STATED EXERCISE: Quote the records that follow in full, leaving the pictures out.

SUPPLIED RECORDS:
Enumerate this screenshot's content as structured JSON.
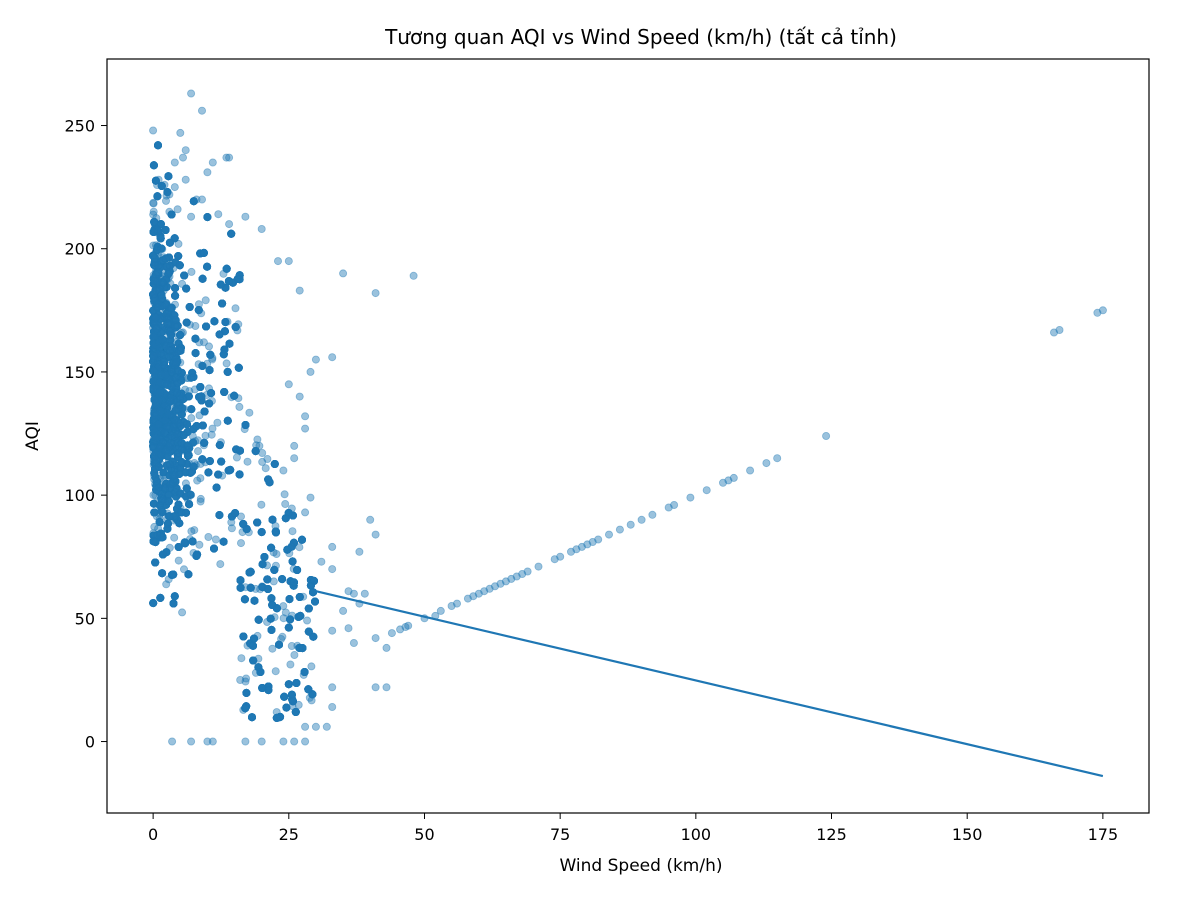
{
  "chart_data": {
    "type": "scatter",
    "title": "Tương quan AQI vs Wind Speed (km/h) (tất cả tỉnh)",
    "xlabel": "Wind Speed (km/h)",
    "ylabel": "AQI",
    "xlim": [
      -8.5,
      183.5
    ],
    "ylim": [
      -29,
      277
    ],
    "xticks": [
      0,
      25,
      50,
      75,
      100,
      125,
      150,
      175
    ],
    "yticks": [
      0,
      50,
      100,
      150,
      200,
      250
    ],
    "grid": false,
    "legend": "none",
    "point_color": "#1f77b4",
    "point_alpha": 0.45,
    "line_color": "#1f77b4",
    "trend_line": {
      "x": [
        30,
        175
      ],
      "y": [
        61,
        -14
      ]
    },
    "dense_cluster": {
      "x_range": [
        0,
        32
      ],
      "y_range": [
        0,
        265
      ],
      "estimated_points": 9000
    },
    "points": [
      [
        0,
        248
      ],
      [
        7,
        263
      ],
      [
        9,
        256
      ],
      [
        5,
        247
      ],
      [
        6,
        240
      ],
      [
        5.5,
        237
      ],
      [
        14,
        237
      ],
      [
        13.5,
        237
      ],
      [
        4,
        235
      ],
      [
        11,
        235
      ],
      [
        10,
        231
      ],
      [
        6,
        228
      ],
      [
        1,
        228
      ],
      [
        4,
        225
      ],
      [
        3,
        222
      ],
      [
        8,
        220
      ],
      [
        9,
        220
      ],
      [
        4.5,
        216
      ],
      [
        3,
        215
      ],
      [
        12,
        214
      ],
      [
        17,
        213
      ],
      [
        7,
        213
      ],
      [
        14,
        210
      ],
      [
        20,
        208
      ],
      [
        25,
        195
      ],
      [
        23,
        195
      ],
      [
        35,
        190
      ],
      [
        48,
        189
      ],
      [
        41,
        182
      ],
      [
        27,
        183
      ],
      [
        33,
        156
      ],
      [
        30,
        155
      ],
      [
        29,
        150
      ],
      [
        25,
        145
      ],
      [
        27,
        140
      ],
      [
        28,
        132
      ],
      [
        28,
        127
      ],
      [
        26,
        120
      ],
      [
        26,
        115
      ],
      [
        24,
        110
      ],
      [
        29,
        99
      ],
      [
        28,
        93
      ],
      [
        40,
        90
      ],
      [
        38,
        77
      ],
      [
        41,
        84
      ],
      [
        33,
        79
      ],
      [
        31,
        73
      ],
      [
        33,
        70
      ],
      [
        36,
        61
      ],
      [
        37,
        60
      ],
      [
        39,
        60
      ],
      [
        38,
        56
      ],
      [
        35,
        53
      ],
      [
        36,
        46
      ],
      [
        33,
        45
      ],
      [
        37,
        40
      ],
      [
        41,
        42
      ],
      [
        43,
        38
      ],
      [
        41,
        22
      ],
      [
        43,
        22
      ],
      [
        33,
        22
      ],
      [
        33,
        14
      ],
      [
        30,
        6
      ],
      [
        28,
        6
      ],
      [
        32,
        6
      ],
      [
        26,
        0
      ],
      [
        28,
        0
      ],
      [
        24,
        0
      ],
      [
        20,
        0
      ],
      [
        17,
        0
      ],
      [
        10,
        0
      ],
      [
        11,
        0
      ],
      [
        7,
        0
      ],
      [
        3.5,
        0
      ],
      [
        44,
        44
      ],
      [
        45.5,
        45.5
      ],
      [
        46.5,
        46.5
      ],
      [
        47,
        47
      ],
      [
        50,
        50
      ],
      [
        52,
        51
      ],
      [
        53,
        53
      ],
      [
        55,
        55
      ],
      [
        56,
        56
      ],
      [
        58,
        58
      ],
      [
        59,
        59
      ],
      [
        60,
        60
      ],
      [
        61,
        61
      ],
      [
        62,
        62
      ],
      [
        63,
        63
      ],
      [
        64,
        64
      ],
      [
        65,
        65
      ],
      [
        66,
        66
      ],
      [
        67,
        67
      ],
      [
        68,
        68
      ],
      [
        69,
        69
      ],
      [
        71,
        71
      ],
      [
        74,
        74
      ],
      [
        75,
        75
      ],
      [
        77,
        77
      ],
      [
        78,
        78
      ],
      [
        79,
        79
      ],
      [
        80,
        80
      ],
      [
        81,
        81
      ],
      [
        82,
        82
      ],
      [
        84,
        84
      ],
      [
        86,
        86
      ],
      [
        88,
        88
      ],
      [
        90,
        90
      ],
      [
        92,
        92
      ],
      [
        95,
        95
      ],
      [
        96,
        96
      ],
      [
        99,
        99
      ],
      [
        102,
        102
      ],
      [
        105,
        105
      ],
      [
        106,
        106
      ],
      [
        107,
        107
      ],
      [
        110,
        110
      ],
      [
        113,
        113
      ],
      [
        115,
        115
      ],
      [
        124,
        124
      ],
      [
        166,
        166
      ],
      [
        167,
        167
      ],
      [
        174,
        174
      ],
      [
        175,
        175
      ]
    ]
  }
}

THE ANSWER:
Enumerate this screenshot's content as structured JSON.
{
  "chart_data": {
    "type": "scatter",
    "title": "Tương quan AQI vs Wind Speed (km/h) (tất cả tỉnh)",
    "xlabel": "Wind Speed (km/h)",
    "ylabel": "AQI",
    "xlim": [
      -8.5,
      183.5
    ],
    "ylim": [
      -29,
      277
    ],
    "xticks": [
      0,
      25,
      50,
      75,
      100,
      125,
      150,
      175
    ],
    "yticks": [
      0,
      50,
      100,
      150,
      200,
      250
    ],
    "grid": false,
    "legend": "none",
    "point_color": "#1f77b4",
    "point_alpha": 0.45,
    "line_color": "#1f77b4",
    "trend_line": {
      "x": [
        30,
        175
      ],
      "y": [
        61,
        -14
      ]
    },
    "dense_cluster": {
      "x_range": [
        0,
        32
      ],
      "y_range": [
        0,
        265
      ],
      "estimated_points": 9000
    },
    "points": [
      [
        0,
        248
      ],
      [
        7,
        263
      ],
      [
        9,
        256
      ],
      [
        5,
        247
      ],
      [
        6,
        240
      ],
      [
        5.5,
        237
      ],
      [
        14,
        237
      ],
      [
        13.5,
        237
      ],
      [
        4,
        235
      ],
      [
        11,
        235
      ],
      [
        10,
        231
      ],
      [
        6,
        228
      ],
      [
        1,
        228
      ],
      [
        4,
        225
      ],
      [
        3,
        222
      ],
      [
        8,
        220
      ],
      [
        9,
        220
      ],
      [
        4.5,
        216
      ],
      [
        3,
        215
      ],
      [
        12,
        214
      ],
      [
        17,
        213
      ],
      [
        7,
        213
      ],
      [
        14,
        210
      ],
      [
        20,
        208
      ],
      [
        25,
        195
      ],
      [
        23,
        195
      ],
      [
        35,
        190
      ],
      [
        48,
        189
      ],
      [
        41,
        182
      ],
      [
        27,
        183
      ],
      [
        33,
        156
      ],
      [
        30,
        155
      ],
      [
        29,
        150
      ],
      [
        25,
        145
      ],
      [
        27,
        140
      ],
      [
        28,
        132
      ],
      [
        28,
        127
      ],
      [
        26,
        120
      ],
      [
        26,
        115
      ],
      [
        24,
        110
      ],
      [
        29,
        99
      ],
      [
        28,
        93
      ],
      [
        40,
        90
      ],
      [
        38,
        77
      ],
      [
        41,
        84
      ],
      [
        33,
        79
      ],
      [
        31,
        73
      ],
      [
        33,
        70
      ],
      [
        36,
        61
      ],
      [
        37,
        60
      ],
      [
        39,
        60
      ],
      [
        38,
        56
      ],
      [
        35,
        53
      ],
      [
        36,
        46
      ],
      [
        33,
        45
      ],
      [
        37,
        40
      ],
      [
        41,
        42
      ],
      [
        43,
        38
      ],
      [
        41,
        22
      ],
      [
        43,
        22
      ],
      [
        33,
        22
      ],
      [
        33,
        14
      ],
      [
        30,
        6
      ],
      [
        28,
        6
      ],
      [
        32,
        6
      ],
      [
        26,
        0
      ],
      [
        28,
        0
      ],
      [
        24,
        0
      ],
      [
        20,
        0
      ],
      [
        17,
        0
      ],
      [
        10,
        0
      ],
      [
        11,
        0
      ],
      [
        7,
        0
      ],
      [
        3.5,
        0
      ],
      [
        44,
        44
      ],
      [
        45.5,
        45.5
      ],
      [
        46.5,
        46.5
      ],
      [
        47,
        47
      ],
      [
        50,
        50
      ],
      [
        52,
        51
      ],
      [
        53,
        53
      ],
      [
        55,
        55
      ],
      [
        56,
        56
      ],
      [
        58,
        58
      ],
      [
        59,
        59
      ],
      [
        60,
        60
      ],
      [
        61,
        61
      ],
      [
        62,
        62
      ],
      [
        63,
        63
      ],
      [
        64,
        64
      ],
      [
        65,
        65
      ],
      [
        66,
        66
      ],
      [
        67,
        67
      ],
      [
        68,
        68
      ],
      [
        69,
        69
      ],
      [
        71,
        71
      ],
      [
        74,
        74
      ],
      [
        75,
        75
      ],
      [
        77,
        77
      ],
      [
        78,
        78
      ],
      [
        79,
        79
      ],
      [
        80,
        80
      ],
      [
        81,
        81
      ],
      [
        82,
        82
      ],
      [
        84,
        84
      ],
      [
        86,
        86
      ],
      [
        88,
        88
      ],
      [
        90,
        90
      ],
      [
        92,
        92
      ],
      [
        95,
        95
      ],
      [
        96,
        96
      ],
      [
        99,
        99
      ],
      [
        102,
        102
      ],
      [
        105,
        105
      ],
      [
        106,
        106
      ],
      [
        107,
        107
      ],
      [
        110,
        110
      ],
      [
        113,
        113
      ],
      [
        115,
        115
      ],
      [
        124,
        124
      ],
      [
        166,
        166
      ],
      [
        167,
        167
      ],
      [
        174,
        174
      ],
      [
        175,
        175
      ]
    ]
  }
}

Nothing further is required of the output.